# JOB:
Rewrite the lines starting at the one containing "data-label-2020: 30134 [773, 84, 833, 106]" and ending at the one containing "legend-swatch-2019 [693, 450, 705, 462]", replacing "legend-swatch" with "legend-marker" and keeping everything else the same.

[Stored data]
▬▬▬▬▬▬

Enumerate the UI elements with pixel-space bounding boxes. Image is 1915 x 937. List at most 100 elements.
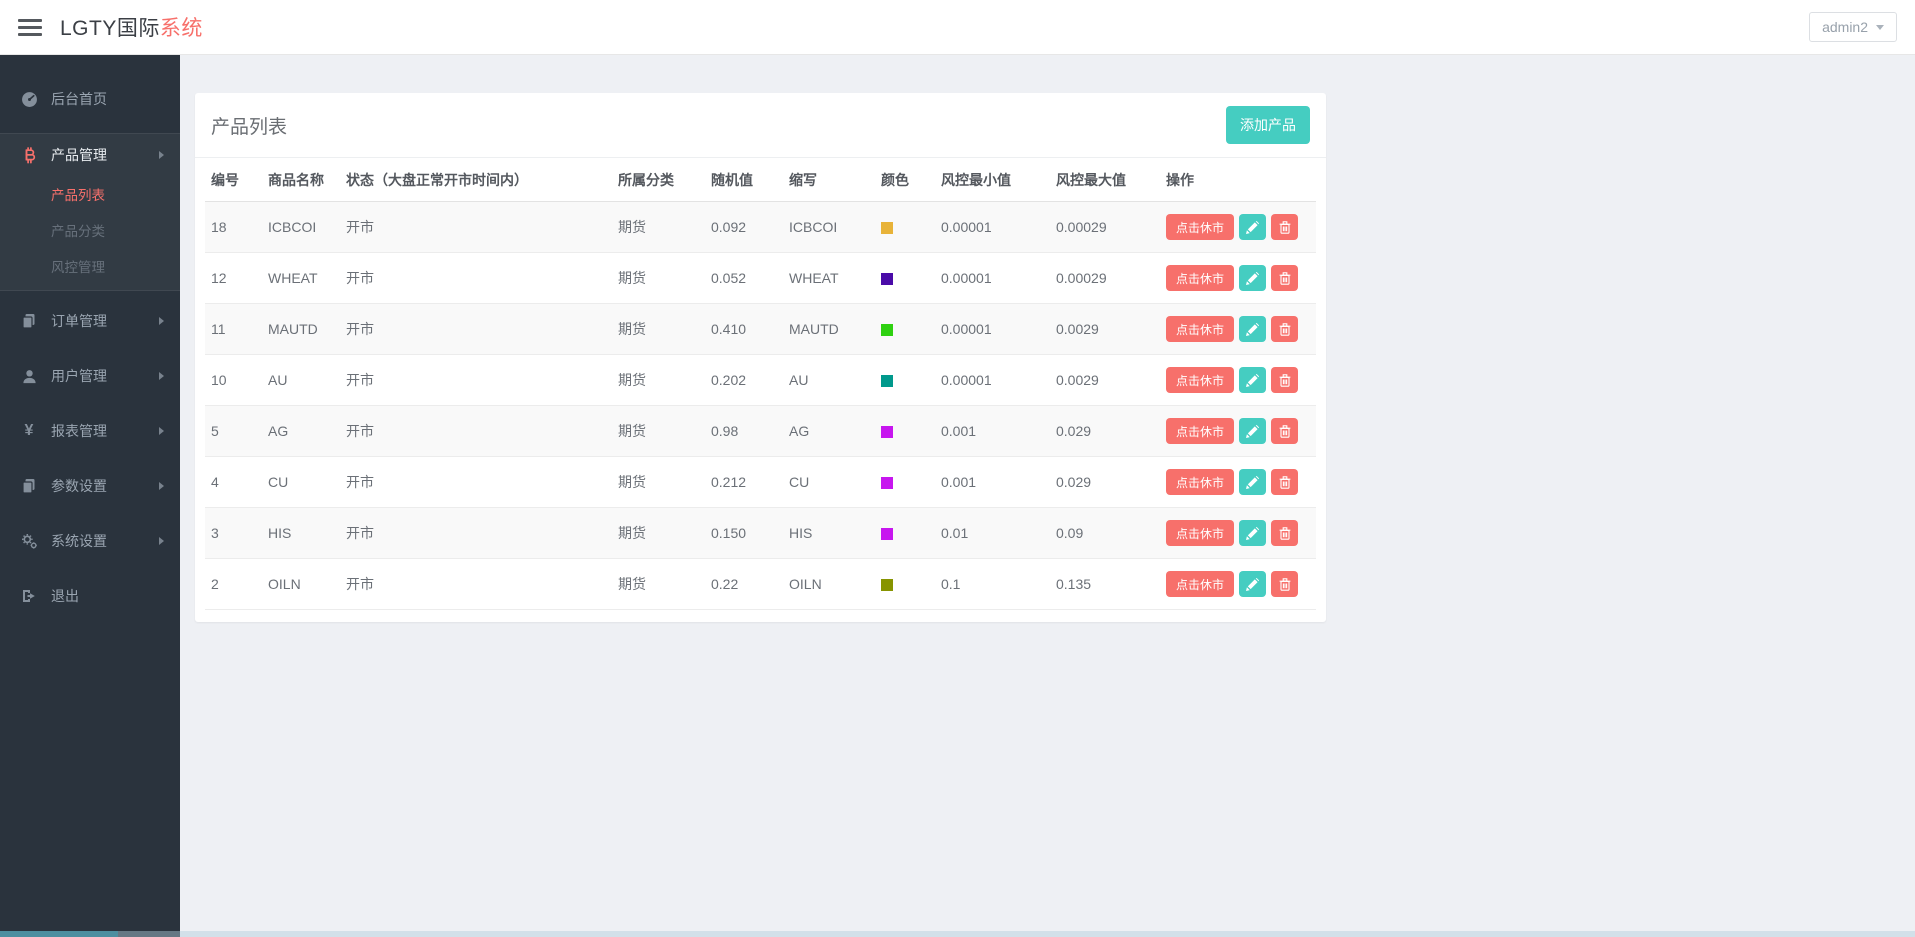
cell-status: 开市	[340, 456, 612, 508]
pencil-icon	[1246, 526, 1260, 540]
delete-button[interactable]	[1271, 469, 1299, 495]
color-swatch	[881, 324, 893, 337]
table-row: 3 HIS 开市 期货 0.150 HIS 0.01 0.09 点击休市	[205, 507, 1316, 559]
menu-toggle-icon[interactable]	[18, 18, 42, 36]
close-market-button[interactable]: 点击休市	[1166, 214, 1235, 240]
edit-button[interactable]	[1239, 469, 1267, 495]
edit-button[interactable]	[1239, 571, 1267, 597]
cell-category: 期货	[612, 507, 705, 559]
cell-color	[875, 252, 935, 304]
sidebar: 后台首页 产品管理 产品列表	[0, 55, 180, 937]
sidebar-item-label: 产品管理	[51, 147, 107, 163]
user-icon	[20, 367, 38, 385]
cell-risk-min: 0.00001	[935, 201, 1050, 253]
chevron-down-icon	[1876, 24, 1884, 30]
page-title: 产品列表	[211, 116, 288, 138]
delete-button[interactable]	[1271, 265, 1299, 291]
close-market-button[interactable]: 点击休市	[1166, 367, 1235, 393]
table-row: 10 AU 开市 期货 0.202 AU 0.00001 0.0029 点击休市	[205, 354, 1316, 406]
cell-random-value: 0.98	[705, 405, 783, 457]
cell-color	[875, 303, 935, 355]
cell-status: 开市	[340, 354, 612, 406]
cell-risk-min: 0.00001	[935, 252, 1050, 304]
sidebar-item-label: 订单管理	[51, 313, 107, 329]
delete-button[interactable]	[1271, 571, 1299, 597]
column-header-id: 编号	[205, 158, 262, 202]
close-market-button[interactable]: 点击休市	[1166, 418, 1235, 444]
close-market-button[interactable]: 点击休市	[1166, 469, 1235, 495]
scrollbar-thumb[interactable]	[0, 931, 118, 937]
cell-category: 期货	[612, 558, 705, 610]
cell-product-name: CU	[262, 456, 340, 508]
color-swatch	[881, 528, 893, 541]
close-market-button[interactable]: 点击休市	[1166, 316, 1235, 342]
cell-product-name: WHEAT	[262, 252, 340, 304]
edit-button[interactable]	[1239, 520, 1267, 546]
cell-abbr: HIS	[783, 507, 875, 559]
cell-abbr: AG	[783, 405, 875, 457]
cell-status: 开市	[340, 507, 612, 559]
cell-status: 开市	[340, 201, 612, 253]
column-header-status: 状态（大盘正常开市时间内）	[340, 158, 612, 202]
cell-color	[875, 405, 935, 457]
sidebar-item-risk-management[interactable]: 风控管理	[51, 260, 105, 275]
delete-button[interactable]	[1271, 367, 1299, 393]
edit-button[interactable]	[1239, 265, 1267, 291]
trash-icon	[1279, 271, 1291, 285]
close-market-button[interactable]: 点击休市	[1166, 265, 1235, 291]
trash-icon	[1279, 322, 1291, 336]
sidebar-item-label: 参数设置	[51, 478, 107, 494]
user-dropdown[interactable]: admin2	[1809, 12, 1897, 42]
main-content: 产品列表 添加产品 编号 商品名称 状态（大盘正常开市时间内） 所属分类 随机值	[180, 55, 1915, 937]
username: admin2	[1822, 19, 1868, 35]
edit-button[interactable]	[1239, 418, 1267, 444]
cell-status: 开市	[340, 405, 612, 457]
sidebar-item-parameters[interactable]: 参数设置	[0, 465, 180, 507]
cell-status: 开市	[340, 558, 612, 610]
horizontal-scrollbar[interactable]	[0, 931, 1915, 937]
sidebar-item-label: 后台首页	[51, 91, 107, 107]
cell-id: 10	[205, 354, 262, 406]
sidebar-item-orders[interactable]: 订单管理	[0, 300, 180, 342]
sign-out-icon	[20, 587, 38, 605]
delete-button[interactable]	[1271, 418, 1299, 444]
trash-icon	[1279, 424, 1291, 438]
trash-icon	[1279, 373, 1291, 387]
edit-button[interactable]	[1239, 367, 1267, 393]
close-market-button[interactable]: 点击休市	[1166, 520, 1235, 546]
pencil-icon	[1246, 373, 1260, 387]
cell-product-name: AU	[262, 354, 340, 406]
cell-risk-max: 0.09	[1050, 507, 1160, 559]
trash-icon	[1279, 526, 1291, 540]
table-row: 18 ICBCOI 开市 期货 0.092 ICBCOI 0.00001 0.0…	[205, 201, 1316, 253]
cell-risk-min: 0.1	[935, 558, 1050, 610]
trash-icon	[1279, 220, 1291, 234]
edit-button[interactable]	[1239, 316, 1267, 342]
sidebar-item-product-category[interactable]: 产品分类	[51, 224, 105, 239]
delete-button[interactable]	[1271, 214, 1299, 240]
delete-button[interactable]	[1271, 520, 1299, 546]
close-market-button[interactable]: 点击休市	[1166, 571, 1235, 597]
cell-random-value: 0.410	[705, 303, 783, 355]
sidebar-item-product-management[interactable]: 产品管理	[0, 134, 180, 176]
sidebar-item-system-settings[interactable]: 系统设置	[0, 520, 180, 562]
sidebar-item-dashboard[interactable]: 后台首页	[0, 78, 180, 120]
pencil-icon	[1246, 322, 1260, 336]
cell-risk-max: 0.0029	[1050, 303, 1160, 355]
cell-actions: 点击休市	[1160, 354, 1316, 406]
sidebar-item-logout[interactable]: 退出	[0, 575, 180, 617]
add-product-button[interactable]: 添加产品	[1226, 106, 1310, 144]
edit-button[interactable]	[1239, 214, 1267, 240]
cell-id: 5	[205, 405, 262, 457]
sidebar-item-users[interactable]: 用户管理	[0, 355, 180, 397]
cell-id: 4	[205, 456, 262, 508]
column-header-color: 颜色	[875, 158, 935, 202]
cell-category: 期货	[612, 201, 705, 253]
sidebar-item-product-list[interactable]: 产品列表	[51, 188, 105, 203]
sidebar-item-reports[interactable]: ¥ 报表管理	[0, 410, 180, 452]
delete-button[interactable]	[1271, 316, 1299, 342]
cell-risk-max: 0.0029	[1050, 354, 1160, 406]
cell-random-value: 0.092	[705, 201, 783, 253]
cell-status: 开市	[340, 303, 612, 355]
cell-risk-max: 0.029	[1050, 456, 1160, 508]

▬▬▬▬▬▬

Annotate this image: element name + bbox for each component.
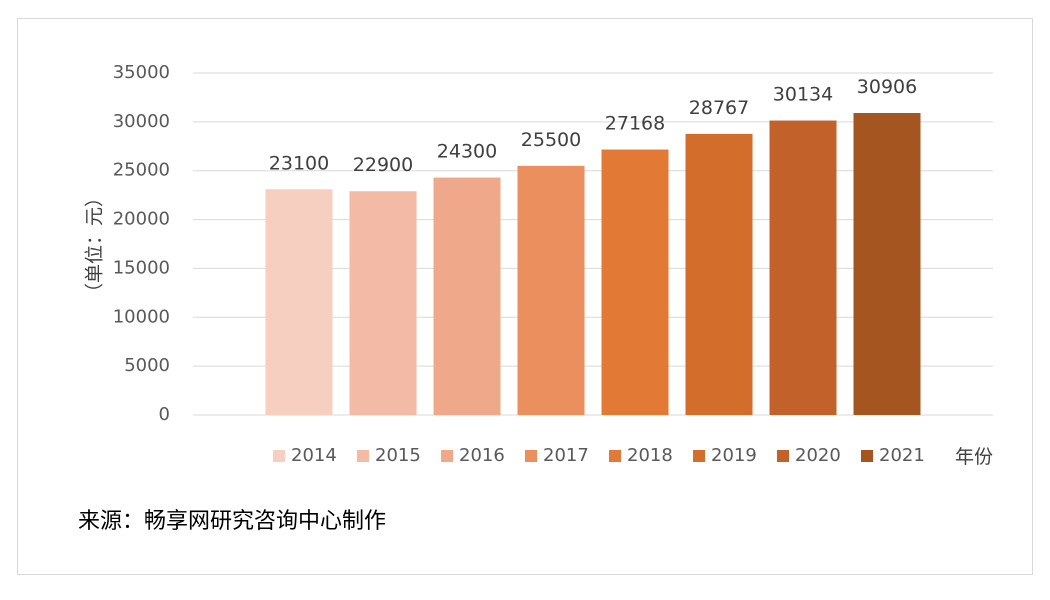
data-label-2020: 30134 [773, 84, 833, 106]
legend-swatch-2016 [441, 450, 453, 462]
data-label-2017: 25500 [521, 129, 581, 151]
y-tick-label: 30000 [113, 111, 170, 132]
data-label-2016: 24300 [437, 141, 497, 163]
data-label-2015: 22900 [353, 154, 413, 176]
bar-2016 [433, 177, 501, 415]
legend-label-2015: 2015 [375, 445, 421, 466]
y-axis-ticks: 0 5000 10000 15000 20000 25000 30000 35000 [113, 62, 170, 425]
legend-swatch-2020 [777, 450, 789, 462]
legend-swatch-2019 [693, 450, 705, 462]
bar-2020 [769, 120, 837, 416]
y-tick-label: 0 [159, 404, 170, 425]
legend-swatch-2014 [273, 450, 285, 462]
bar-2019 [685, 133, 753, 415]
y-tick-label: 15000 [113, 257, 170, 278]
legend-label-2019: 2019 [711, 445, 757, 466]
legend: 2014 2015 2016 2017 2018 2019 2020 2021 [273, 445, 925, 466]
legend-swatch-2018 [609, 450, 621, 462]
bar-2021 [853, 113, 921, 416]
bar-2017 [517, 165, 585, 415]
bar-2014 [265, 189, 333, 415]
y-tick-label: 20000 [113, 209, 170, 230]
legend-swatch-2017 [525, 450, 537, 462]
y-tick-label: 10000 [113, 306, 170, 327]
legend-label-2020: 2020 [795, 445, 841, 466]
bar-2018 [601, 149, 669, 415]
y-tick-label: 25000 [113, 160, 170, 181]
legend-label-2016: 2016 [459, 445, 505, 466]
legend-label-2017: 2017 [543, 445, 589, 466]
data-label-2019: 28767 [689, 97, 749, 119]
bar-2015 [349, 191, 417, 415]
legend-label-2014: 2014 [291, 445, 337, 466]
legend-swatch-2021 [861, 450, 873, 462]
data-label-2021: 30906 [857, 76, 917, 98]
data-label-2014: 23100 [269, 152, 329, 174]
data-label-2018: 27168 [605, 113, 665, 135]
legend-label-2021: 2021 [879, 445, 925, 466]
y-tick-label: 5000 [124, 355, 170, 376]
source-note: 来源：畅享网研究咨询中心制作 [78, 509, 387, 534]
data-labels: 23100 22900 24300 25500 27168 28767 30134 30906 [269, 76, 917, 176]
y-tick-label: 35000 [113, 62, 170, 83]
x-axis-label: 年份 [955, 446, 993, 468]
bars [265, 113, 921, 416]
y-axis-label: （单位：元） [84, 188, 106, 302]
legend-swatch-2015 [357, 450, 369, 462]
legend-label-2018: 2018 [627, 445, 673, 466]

▬▬▬▬▬▬

# EXERCISE SOLUTION:
data-label-2020: 30134 [773, 84, 833, 106]
legend-marker-2016 [441, 450, 453, 462]
data-label-2017: 25500 [521, 129, 581, 151]
y-tick-label: 30000 [113, 111, 170, 132]
data-label-2016: 24300 [437, 141, 497, 163]
data-label-2015: 22900 [353, 154, 413, 176]
bar-2016 [433, 177, 501, 415]
legend-label-2015: 2015 [375, 445, 421, 466]
y-axis-ticks: 0 5000 10000 15000 20000 25000 30000 35000 [113, 62, 170, 425]
legend-marker-2020 [777, 450, 789, 462]
legend-marker-2019 [693, 450, 705, 462]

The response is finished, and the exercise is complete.